WHAT NEEDS TO BE DONE: Check every line below for the word "Iran" and copy the ones that have it.

DATA SUPPLIED:
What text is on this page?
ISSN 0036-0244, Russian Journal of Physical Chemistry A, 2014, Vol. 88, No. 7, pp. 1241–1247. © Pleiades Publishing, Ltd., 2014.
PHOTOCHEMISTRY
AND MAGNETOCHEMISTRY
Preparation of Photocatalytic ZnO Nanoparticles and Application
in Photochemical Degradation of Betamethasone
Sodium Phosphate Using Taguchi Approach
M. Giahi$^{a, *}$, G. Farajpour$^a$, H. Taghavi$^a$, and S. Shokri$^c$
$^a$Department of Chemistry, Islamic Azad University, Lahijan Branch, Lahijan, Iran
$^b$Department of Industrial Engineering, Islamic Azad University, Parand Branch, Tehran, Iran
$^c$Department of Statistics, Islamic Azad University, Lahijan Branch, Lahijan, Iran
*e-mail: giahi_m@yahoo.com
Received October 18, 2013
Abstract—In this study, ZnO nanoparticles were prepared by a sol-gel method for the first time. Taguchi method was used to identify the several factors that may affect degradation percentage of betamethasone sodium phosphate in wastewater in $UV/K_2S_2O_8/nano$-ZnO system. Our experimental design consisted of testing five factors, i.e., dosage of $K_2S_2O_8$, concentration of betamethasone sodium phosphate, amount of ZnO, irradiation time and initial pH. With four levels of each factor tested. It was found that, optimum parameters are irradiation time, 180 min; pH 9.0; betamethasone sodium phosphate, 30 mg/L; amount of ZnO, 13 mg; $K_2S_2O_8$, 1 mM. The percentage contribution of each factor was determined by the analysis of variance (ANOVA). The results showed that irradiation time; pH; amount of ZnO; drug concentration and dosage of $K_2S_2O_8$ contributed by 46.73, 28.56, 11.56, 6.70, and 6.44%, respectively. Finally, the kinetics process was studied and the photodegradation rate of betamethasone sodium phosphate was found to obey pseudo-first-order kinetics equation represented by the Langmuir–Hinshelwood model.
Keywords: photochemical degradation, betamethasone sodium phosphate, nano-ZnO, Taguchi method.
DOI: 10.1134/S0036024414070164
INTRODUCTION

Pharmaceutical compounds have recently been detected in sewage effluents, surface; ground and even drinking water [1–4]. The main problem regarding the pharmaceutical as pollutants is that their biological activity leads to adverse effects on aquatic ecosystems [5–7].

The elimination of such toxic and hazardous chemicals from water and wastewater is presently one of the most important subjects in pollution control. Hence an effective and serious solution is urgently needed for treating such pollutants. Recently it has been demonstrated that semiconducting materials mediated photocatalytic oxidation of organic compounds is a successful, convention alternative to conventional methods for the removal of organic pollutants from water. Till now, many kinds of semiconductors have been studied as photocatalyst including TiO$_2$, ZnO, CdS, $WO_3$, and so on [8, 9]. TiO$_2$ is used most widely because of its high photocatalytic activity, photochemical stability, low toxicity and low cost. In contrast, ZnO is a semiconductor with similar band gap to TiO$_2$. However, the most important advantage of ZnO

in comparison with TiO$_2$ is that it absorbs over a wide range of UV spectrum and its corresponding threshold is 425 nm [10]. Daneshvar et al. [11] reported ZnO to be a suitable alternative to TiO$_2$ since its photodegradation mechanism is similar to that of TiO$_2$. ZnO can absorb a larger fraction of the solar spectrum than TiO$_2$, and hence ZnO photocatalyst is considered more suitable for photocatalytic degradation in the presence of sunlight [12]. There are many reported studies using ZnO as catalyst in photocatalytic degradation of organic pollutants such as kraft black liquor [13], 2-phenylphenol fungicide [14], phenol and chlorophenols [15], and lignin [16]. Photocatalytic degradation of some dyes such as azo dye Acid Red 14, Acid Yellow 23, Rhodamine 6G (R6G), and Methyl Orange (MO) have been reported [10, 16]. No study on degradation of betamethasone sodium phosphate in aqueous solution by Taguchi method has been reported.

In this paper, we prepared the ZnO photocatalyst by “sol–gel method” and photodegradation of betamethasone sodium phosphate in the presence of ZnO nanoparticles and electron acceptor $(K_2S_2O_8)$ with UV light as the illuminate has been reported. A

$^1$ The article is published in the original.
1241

==

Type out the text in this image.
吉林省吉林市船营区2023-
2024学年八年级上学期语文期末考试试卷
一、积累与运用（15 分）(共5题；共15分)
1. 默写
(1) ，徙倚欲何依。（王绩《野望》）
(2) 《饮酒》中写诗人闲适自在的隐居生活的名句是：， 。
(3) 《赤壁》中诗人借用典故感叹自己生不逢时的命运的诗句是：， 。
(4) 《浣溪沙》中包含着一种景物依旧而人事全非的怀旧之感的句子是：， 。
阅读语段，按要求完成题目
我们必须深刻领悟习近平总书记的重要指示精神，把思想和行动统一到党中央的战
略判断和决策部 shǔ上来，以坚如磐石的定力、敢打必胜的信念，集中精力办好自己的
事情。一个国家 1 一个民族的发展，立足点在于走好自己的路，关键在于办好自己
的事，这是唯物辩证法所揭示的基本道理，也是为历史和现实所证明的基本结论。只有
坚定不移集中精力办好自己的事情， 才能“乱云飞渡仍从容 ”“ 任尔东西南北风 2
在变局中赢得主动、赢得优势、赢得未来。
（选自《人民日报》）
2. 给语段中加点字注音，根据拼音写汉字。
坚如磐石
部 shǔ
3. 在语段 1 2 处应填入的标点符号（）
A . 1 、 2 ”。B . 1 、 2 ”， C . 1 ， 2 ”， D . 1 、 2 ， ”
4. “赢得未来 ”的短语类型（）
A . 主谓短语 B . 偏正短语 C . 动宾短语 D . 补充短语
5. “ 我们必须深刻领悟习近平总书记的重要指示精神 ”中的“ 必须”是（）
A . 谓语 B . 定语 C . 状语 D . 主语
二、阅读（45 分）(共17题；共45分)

TASK RESULT:
$^a$Department of Chemistry, Islamic Azad University, Lahijan Branch, Lahijan, Iran
$^b$Department of Industrial Engineering, Islamic Azad University, Parand Branch, Tehran, Iran
$^c$Department of Statistics, Islamic Azad University, Lahijan Branch, Lahijan, Iran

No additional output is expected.